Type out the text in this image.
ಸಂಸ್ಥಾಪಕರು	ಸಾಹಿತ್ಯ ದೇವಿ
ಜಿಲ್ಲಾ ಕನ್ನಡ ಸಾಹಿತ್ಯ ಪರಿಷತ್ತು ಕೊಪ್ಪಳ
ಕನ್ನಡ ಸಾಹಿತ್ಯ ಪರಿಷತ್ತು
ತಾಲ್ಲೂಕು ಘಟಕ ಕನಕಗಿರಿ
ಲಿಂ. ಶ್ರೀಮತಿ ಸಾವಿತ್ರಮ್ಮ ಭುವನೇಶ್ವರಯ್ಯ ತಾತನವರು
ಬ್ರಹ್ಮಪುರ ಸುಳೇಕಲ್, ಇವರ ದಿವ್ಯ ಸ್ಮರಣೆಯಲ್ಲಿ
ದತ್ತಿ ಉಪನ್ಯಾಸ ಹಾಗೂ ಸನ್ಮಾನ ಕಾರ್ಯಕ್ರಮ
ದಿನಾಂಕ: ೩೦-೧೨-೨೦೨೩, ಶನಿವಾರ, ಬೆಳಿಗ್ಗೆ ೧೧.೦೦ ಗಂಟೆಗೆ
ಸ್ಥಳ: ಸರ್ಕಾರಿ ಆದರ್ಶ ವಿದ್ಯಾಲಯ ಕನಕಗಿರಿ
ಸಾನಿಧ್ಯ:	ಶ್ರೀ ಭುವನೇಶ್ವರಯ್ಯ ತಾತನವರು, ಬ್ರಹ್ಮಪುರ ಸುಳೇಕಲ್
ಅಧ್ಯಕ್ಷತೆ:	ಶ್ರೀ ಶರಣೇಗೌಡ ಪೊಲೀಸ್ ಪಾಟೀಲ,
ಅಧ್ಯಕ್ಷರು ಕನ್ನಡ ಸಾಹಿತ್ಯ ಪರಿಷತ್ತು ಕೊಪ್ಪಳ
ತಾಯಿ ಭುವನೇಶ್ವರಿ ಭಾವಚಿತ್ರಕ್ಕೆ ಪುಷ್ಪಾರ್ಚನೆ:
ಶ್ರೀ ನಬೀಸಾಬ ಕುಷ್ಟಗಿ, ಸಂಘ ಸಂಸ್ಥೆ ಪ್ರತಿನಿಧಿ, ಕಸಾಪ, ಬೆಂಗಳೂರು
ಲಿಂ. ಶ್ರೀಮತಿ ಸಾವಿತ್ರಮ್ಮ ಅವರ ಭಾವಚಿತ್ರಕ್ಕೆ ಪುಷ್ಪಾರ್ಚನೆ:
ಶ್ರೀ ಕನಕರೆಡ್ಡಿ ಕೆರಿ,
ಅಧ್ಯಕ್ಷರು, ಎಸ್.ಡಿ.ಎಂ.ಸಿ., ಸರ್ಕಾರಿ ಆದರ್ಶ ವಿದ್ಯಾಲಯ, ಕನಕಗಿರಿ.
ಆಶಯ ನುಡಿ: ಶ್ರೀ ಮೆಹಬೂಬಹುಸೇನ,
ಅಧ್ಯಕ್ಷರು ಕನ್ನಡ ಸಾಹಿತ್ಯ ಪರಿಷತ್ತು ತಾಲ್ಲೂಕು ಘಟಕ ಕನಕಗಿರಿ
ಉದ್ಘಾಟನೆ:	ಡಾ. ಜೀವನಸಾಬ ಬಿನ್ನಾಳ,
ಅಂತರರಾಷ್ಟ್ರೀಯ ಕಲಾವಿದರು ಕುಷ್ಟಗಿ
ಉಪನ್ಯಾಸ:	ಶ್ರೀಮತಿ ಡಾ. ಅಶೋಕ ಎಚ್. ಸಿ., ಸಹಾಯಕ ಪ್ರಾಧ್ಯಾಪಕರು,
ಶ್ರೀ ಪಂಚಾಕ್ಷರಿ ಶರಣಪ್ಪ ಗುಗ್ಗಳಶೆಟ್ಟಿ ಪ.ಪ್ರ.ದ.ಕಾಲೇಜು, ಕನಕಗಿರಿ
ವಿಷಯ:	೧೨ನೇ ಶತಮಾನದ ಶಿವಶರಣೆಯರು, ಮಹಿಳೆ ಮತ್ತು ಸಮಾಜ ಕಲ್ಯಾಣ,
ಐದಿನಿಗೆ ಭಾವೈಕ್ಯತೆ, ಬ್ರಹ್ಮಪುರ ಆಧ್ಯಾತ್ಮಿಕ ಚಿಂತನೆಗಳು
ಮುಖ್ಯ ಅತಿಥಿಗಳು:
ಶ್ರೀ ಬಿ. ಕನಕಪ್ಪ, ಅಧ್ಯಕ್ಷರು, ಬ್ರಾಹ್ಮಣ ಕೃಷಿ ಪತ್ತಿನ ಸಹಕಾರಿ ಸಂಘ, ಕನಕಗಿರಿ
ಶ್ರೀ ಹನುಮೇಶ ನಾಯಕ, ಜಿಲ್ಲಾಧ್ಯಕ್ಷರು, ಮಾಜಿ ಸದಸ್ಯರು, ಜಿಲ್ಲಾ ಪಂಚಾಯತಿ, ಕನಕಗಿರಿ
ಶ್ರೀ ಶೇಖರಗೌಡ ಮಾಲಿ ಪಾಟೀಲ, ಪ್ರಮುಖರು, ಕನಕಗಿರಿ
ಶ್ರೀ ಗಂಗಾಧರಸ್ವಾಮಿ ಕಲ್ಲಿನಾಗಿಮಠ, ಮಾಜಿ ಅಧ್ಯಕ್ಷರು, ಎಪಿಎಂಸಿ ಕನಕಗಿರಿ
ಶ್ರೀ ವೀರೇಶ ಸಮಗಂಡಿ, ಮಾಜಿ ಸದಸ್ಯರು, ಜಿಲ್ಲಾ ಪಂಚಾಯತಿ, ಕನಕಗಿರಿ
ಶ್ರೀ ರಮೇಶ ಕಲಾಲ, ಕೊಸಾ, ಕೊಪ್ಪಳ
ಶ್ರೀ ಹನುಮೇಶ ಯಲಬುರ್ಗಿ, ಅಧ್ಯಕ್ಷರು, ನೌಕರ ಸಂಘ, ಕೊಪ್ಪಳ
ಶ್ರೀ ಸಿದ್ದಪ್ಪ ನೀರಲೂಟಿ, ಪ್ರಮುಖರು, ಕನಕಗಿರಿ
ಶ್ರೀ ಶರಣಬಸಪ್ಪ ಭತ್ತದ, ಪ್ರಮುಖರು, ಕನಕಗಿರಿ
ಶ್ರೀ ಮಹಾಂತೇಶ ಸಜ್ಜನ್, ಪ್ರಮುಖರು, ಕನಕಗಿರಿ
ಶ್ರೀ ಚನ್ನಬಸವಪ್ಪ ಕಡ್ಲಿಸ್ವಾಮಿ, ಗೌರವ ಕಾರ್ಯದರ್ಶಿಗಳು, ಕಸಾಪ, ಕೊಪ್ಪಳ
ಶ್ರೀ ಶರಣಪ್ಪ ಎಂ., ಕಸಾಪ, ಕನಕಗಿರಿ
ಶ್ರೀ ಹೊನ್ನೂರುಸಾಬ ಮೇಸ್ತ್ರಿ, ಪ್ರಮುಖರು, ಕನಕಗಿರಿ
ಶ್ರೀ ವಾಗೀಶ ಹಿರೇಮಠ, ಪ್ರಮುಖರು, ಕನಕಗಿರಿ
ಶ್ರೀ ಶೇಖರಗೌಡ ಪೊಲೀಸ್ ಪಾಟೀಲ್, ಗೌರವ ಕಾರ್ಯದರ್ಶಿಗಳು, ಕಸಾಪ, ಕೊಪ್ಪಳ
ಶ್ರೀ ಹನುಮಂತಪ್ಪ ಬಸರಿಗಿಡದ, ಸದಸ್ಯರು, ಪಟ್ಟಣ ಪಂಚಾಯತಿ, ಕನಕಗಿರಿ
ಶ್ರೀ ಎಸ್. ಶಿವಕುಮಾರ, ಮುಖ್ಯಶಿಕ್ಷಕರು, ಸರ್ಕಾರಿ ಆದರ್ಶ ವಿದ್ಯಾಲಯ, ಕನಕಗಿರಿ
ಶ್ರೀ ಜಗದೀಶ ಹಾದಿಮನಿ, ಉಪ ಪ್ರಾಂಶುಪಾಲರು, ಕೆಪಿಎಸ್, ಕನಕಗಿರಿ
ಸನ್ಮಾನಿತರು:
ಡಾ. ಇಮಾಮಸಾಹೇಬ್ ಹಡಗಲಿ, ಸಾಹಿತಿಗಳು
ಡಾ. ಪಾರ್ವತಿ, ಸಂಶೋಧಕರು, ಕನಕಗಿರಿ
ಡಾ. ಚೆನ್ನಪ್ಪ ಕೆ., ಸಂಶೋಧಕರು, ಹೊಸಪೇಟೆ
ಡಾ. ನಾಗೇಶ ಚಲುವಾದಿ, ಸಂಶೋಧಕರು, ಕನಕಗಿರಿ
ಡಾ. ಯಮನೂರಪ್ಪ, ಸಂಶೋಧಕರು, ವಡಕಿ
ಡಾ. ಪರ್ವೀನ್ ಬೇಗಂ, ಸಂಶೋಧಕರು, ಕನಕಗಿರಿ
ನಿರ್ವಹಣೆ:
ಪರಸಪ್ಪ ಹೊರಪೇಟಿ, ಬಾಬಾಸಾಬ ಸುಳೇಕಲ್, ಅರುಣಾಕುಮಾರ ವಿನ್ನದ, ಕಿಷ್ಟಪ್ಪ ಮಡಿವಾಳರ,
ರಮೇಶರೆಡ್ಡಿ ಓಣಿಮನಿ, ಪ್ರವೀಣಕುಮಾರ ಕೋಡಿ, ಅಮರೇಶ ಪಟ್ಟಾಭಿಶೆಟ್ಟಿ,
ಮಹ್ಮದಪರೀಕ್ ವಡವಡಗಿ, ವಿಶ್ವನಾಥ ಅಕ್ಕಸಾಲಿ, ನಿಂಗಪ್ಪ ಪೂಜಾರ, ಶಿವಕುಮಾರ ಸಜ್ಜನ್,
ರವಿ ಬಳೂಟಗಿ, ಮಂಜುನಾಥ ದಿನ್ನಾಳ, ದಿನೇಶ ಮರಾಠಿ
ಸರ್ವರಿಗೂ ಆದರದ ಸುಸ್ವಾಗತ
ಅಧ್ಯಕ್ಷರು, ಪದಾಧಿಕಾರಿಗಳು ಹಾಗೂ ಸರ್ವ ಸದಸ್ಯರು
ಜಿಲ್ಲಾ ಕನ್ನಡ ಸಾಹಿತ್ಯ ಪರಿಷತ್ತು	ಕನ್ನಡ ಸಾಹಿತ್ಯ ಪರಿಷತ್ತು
==============================
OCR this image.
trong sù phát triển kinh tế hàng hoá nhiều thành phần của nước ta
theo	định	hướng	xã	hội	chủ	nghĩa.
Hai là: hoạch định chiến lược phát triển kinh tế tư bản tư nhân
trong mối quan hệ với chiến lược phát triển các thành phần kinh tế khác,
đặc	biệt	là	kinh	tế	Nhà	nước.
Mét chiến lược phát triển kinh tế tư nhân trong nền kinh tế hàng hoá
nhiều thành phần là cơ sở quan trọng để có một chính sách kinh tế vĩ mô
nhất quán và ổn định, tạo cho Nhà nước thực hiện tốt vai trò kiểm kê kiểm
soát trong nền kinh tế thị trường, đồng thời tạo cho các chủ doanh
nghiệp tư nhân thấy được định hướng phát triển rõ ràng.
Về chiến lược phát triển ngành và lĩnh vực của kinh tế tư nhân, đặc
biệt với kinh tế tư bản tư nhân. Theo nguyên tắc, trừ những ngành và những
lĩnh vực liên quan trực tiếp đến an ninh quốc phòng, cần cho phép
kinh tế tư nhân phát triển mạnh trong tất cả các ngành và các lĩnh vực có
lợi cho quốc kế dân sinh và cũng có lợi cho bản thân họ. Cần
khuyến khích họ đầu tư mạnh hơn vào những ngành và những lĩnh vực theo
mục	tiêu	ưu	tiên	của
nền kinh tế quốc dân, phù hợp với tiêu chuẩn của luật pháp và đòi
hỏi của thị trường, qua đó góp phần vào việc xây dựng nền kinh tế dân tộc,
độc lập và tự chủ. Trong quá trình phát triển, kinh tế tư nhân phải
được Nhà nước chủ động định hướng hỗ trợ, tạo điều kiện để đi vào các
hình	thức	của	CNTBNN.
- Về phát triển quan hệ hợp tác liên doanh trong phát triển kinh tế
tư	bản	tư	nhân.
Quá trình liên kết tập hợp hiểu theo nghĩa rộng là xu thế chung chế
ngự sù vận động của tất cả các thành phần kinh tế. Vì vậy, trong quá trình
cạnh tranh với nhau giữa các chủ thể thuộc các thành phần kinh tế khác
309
==============================
**Your instructions**: All lines in the data that contain the word "ಶರಣಪ" should be copied.

**Exercise solution**:
ಶ್ರೀ ಪಂಚಾಕ್ಷರಿ ಶರಣಪ್ಪ ಗುಗ್ಗಳಶೆಟ್ಟಿ ಪ.ಪ್ರ.ದ.ಕಾಲೇಜು, ಕನಕಗಿರಿ
ಶ್ರೀ ಶರಣಪ್ಪ ಎಂ., ಕಸಾಪ, ಕನಕಗಿರಿ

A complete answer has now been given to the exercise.